# Task prompt
Extract every line of the material that holds the string "screenshot".
begin Stored rows
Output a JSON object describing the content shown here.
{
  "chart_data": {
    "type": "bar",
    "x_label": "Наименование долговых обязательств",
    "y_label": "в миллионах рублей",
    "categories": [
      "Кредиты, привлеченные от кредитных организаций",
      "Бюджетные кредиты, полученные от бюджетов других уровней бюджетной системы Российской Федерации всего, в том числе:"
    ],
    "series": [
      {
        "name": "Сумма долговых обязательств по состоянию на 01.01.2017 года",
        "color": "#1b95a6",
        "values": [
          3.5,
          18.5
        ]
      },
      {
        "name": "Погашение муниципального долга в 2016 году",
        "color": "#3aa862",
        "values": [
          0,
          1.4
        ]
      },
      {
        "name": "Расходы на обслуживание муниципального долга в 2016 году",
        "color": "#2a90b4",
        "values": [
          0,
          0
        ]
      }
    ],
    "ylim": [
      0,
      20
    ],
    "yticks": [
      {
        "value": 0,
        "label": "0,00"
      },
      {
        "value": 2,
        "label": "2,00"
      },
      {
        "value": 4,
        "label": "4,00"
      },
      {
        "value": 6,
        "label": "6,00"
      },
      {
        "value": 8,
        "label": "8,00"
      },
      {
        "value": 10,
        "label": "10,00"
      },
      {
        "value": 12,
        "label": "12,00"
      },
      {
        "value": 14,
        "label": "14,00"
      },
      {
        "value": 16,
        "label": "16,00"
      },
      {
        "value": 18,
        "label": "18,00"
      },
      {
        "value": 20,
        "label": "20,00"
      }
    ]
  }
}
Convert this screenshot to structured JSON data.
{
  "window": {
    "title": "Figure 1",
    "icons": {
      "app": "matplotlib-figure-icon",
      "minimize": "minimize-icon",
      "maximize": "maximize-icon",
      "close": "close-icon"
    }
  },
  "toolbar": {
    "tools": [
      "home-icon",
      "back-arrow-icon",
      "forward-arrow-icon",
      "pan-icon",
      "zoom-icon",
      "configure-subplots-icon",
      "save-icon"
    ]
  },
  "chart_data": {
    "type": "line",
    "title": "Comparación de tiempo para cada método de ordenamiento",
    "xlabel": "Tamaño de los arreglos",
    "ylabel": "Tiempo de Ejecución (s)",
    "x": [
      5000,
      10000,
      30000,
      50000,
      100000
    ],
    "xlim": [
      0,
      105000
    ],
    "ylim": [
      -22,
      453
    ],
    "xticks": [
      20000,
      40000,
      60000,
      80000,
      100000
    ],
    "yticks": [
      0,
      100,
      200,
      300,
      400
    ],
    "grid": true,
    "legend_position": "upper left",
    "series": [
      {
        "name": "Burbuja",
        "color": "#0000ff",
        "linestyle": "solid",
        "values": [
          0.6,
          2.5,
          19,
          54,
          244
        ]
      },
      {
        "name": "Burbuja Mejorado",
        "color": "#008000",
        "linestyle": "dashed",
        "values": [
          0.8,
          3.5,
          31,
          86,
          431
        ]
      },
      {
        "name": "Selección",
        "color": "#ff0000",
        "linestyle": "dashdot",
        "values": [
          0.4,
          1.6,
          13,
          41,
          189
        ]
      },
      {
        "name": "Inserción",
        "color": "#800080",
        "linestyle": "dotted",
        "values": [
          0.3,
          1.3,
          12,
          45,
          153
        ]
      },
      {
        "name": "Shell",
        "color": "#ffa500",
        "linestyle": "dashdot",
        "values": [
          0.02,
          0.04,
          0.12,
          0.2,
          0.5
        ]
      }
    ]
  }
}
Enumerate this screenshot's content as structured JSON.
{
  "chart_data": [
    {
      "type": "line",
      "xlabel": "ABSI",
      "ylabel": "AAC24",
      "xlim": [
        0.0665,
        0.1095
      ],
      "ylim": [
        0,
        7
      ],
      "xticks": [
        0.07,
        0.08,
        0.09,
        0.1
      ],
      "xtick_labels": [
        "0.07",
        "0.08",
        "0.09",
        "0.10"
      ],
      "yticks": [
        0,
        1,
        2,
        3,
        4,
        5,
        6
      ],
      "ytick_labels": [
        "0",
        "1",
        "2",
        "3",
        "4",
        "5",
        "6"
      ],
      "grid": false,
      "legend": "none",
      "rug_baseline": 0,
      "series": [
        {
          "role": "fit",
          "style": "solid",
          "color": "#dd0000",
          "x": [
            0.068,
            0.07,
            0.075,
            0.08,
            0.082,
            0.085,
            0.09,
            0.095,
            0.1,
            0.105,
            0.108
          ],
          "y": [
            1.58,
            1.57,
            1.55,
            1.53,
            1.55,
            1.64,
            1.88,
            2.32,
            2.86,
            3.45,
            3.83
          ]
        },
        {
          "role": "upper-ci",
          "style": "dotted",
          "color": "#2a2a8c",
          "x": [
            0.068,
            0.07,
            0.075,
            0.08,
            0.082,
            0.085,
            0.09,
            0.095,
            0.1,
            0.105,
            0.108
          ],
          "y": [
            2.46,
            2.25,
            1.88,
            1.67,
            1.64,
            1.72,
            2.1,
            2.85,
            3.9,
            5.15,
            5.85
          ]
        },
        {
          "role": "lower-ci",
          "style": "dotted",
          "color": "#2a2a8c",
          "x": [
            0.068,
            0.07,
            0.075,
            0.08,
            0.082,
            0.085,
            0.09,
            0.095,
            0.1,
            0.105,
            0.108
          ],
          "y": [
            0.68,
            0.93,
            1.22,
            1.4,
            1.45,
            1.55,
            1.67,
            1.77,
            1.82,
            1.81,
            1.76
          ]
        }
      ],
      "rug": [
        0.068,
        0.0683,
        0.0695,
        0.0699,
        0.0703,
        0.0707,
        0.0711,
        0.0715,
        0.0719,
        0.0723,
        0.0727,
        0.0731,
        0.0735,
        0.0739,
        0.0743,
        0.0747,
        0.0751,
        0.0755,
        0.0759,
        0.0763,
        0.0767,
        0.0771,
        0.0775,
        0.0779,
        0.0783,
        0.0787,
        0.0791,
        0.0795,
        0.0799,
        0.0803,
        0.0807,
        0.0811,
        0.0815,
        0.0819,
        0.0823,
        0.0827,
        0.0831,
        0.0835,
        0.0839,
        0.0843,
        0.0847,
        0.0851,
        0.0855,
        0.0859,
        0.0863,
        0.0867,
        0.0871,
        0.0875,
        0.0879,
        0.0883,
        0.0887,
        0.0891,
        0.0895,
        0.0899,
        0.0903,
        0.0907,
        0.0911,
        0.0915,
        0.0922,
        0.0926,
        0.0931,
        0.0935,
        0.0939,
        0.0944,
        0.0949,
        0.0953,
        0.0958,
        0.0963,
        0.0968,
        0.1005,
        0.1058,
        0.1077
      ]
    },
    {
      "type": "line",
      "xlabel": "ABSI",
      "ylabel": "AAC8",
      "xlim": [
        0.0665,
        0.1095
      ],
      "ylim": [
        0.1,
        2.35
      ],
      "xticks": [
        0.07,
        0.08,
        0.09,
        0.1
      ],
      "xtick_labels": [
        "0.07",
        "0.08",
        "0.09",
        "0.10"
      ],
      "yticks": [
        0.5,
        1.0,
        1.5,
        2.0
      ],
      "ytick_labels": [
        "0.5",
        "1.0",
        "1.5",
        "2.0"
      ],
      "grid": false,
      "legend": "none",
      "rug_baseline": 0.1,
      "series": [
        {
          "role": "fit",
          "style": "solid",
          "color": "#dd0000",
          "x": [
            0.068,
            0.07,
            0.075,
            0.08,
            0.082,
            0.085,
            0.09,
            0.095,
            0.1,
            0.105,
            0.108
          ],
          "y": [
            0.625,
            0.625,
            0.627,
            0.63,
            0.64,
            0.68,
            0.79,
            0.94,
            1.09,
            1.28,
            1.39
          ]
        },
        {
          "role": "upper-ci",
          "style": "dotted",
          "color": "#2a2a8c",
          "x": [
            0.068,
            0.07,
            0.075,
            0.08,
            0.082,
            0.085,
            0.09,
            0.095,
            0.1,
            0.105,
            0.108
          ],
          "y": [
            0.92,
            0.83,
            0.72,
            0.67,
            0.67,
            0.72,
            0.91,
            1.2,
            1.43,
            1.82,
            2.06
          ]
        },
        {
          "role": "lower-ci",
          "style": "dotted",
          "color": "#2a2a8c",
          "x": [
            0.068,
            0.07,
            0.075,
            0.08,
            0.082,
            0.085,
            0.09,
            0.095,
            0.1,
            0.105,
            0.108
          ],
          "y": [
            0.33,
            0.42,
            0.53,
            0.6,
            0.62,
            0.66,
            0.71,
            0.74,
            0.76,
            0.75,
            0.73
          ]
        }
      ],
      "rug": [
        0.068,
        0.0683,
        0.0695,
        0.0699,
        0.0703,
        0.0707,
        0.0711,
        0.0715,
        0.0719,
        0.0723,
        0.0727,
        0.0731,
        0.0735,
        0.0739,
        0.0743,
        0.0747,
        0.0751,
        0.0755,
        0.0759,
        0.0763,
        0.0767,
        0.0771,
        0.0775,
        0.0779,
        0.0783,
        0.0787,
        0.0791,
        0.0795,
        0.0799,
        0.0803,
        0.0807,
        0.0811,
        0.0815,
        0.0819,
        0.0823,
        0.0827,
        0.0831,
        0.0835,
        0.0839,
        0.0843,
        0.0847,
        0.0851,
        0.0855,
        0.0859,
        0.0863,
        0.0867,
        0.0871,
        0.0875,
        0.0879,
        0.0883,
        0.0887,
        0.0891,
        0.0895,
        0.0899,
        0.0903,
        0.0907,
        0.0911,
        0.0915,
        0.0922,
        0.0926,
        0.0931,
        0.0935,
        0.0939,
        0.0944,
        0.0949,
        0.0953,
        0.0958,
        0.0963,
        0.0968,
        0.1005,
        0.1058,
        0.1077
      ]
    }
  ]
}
end Stored rows
# Answer
Convert this screenshot to structured JSON data.
Enumerate this screenshot's content as structured JSON.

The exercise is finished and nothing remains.